#### Dataset records:
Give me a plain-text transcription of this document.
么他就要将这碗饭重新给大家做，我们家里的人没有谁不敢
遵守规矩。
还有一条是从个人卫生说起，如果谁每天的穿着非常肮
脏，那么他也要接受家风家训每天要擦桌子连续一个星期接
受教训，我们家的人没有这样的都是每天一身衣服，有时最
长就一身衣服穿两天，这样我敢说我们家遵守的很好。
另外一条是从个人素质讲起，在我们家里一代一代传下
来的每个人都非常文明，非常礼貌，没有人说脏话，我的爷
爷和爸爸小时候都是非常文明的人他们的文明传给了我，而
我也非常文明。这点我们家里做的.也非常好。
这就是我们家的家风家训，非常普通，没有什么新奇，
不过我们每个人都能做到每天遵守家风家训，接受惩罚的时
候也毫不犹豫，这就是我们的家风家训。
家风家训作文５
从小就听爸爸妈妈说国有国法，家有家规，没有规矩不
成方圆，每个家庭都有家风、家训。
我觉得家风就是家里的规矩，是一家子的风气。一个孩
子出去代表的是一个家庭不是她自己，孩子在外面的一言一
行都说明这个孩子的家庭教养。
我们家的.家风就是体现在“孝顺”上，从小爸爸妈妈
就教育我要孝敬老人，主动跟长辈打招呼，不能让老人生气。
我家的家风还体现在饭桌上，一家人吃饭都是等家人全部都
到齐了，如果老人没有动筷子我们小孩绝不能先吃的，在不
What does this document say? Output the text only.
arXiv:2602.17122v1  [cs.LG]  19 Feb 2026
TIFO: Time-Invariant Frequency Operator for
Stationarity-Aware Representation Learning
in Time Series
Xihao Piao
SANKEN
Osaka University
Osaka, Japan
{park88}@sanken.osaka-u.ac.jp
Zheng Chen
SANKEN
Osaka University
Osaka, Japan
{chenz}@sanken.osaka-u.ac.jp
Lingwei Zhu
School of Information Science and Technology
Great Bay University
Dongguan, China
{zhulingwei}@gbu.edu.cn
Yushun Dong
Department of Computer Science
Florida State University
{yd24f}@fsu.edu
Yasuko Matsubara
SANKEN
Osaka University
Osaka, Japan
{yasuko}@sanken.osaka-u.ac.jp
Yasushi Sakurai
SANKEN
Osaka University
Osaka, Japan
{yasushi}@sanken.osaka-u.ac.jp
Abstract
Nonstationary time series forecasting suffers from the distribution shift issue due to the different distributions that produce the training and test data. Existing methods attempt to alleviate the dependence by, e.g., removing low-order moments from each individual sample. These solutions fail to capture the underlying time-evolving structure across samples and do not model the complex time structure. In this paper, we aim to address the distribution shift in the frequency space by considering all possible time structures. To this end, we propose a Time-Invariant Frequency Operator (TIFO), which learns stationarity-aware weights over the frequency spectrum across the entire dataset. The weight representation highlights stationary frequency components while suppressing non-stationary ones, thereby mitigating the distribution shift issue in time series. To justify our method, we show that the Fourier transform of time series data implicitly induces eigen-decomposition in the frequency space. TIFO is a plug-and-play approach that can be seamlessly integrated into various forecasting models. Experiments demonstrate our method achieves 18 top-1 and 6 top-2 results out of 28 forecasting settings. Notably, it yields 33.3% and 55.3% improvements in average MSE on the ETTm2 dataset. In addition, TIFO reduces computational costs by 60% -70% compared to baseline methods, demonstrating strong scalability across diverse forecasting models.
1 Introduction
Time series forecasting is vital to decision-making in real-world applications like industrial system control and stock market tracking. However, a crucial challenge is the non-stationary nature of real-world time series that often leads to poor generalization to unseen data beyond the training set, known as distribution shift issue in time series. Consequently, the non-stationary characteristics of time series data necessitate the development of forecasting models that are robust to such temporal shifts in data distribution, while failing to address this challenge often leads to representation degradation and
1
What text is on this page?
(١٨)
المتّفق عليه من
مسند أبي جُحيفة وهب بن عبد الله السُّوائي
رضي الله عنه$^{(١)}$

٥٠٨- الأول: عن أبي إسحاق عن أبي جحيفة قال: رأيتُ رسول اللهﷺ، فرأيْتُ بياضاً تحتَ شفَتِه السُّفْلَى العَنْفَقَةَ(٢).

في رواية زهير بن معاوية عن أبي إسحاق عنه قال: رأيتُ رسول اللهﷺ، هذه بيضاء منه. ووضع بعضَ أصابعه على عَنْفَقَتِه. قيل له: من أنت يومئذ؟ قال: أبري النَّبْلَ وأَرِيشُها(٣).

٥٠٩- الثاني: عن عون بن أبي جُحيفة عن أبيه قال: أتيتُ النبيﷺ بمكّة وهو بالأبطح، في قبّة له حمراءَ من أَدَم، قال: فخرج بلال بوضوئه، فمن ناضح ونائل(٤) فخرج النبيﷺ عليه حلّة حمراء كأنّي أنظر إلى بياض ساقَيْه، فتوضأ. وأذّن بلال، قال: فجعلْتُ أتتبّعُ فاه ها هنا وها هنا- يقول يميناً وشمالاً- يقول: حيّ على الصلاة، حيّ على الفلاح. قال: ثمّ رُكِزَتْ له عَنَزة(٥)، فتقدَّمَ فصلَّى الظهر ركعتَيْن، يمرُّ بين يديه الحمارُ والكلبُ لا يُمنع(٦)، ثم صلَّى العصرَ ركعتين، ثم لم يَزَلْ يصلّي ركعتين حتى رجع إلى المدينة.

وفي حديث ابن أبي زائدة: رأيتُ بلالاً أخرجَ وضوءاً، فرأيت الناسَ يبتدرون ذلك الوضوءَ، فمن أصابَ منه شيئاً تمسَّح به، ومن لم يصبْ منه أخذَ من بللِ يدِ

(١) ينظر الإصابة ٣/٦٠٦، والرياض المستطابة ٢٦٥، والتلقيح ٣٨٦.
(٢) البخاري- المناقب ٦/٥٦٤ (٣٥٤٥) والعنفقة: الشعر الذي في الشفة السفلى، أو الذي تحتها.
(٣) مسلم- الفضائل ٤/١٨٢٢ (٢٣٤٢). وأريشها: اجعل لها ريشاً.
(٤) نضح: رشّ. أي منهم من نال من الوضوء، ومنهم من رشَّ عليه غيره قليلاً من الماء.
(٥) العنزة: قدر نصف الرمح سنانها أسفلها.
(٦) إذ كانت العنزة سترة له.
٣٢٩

#### Written exercise:
Type out the material again exactly as presented.

#### Solution below:
Give me a plain-text transcription of this document.
么他就要将这碗饭重新给大家做，我们家里的人没有谁不敢
遵守规矩。
还有一条是从个人卫生说起，如果谁每天的穿着非常肮
脏，那么他也要接受家风家训每天要擦桌子连续一个星期接
受教训，我们家的人没有这样的都是每天一身衣服，有时最
长就一身衣服穿两天，这样我敢说我们家遵守的很好。
另外一条是从个人素质讲起，在我们家里一代一代传下
来的每个人都非常文明，非常礼貌，没有人说脏话，我的爷
爷和爸爸小时候都是非常文明的人他们的文明传给了我，而
我也非常文明。这点我们家里做的.也非常好。
这就是我们家的家风家训，非常普通，没有什么新奇，
不过我们每个人都能做到每天遵守家风家训，接受惩罚的时
候也毫不犹豫，这就是我们的家风家训。
家风家训作文５
从小就听爸爸妈妈说国有国法，家有家规，没有规矩不
成方圆，每个家庭都有家风、家训。
我觉得家风就是家里的规矩，是一家子的风气。一个孩
子出去代表的是一个家庭不是她自己，孩子在外面的一言一
行都说明这个孩子的家庭教养。
我们家的.家风就是体现在“孝顺”上，从小爸爸妈妈
就教育我要孝敬老人，主动跟长辈打招呼，不能让老人生气。
我家的家风还体现在饭桌上，一家人吃饭都是等家人全部都
到齐了，如果老人没有动筷子我们小孩绝不能先吃的，在不
What does this document say? Output the text only.
arXiv:2602.17122v1  [cs.LG]  19 Feb 2026
TIFO: Time-Invariant Frequency Operator for
Stationarity-Aware Representation Learning
in Time Series
Xihao Piao
SANKEN
Osaka University
Osaka, Japan
{park88}@sanken.osaka-u.ac.jp
Zheng Chen
SANKEN
Osaka University
Osaka, Japan
{chenz}@sanken.osaka-u.ac.jp
Lingwei Zhu
School of Information Science and Technology
Great Bay University
Dongguan, China
{zhulingwei}@gbu.edu.cn
Yushun Dong
Department of Computer Science
Florida State University
{yd24f}@fsu.edu
Yasuko Matsubara
SANKEN
Osaka University
Osaka, Japan
{yasuko}@sanken.osaka-u.ac.jp
Yasushi Sakurai
SANKEN
Osaka University
Osaka, Japan
{yasushi}@sanken.osaka-u.ac.jp
Abstract
Nonstationary time series forecasting suffers from the distribution shift issue due to the different distributions that produce the training and test data. Existing methods attempt to alleviate the dependence by, e.g., removing low-order moments from each individual sample. These solutions fail to capture the underlying time-evolving structure across samples and do not model the complex time structure. In this paper, we aim to address the distribution shift in the frequency space by considering all possible time structures. To this end, we propose a Time-Invariant Frequency Operator (TIFO), which learns stationarity-aware weights over the frequency spectrum across the entire dataset. The weight representation highlights stationary frequency components while suppressing non-stationary ones, thereby mitigating the distribution shift issue in time series. To justify our method, we show that the Fourier transform of time series data implicitly induces eigen-decomposition in the frequency space. TIFO is a plug-and-play approach that can be seamlessly integrated into various forecasting models. Experiments demonstrate our method achieves 18 top-1 and 6 top-2 results out of 28 forecasting settings. Notably, it yields 33.3% and 55.3% improvements in average MSE on the ETTm2 dataset. In addition, TIFO reduces computational costs by 60% -70% compared to baseline methods, demonstrating strong scalability across diverse forecasting models.
1 Introduction
Time series forecasting is vital to decision-making in real-world applications like industrial system control and stock market tracking. However, a crucial challenge is the non-stationary nature of real-world time series that often leads to poor generalization to unseen data beyond the training set, known as distribution shift issue in time series. Consequently, the non-stationary characteristics of time series data necessitate the development of forecasting models that are robust to such temporal shifts in data distribution, while failing to address this challenge often leads to representation degradation and
1
What text is on this page?
(١٨)
المتّفق عليه من
مسند أبي جُحيفة وهب بن عبد الله السُّوائي
رضي الله عنه$^{(١)}$

٥٠٨- الأول: عن أبي إسحاق عن أبي جحيفة قال: رأيتُ رسول اللهﷺ، فرأيْتُ بياضاً تحتَ شفَتِه السُّفْلَى العَنْفَقَةَ(٢).

في رواية زهير بن معاوية عن أبي إسحاق عنه قال: رأيتُ رسول اللهﷺ، هذه بيضاء منه. ووضع بعضَ أصابعه على عَنْفَقَتِه. قيل له: من أنت يومئذ؟ قال: أبري النَّبْلَ وأَرِيشُها(٣).

٥٠٩- الثاني: عن عون بن أبي جُحيفة عن أبيه قال: أتيتُ النبيﷺ بمكّة وهو بالأبطح، في قبّة له حمراءَ من أَدَم، قال: فخرج بلال بوضوئه، فمن ناضح ونائل(٤) فخرج النبيﷺ عليه حلّة حمراء كأنّي أنظر إلى بياض ساقَيْه، فتوضأ. وأذّن بلال، قال: فجعلْتُ أتتبّعُ فاه ها هنا وها هنا- يقول يميناً وشمالاً- يقول: حيّ على الصلاة، حيّ على الفلاح. قال: ثمّ رُكِزَتْ له عَنَزة(٥)، فتقدَّمَ فصلَّى الظهر ركعتَيْن، يمرُّ بين يديه الحمارُ والكلبُ لا يُمنع(٦)، ثم صلَّى العصرَ ركعتين، ثم لم يَزَلْ يصلّي ركعتين حتى رجع إلى المدينة.

وفي حديث ابن أبي زائدة: رأيتُ بلالاً أخرجَ وضوءاً، فرأيت الناسَ يبتدرون ذلك الوضوءَ، فمن أصابَ منه شيئاً تمسَّح به، ومن لم يصبْ منه أخذَ من بللِ يدِ

(١) ينظر الإصابة ٣/٦٠٦، والرياض المستطابة ٢٦٥، والتلقيح ٣٨٦.
(٢) البخاري- المناقب ٦/٥٦٤ (٣٥٤٥) والعنفقة: الشعر الذي في الشفة السفلى، أو الذي تحتها.
(٣) مسلم- الفضائل ٤/١٨٢٢ (٢٣٤٢). وأريشها: اجعل لها ريشاً.
(٤) نضح: رشّ. أي منهم من نال من الوضوء، ومنهم من رشَّ عليه غيره قليلاً من الماء.
(٥) العنزة: قدر نصف الرمح سنانها أسفلها.
(٦) إذ كانت العنزة سترة له.
٣٢٩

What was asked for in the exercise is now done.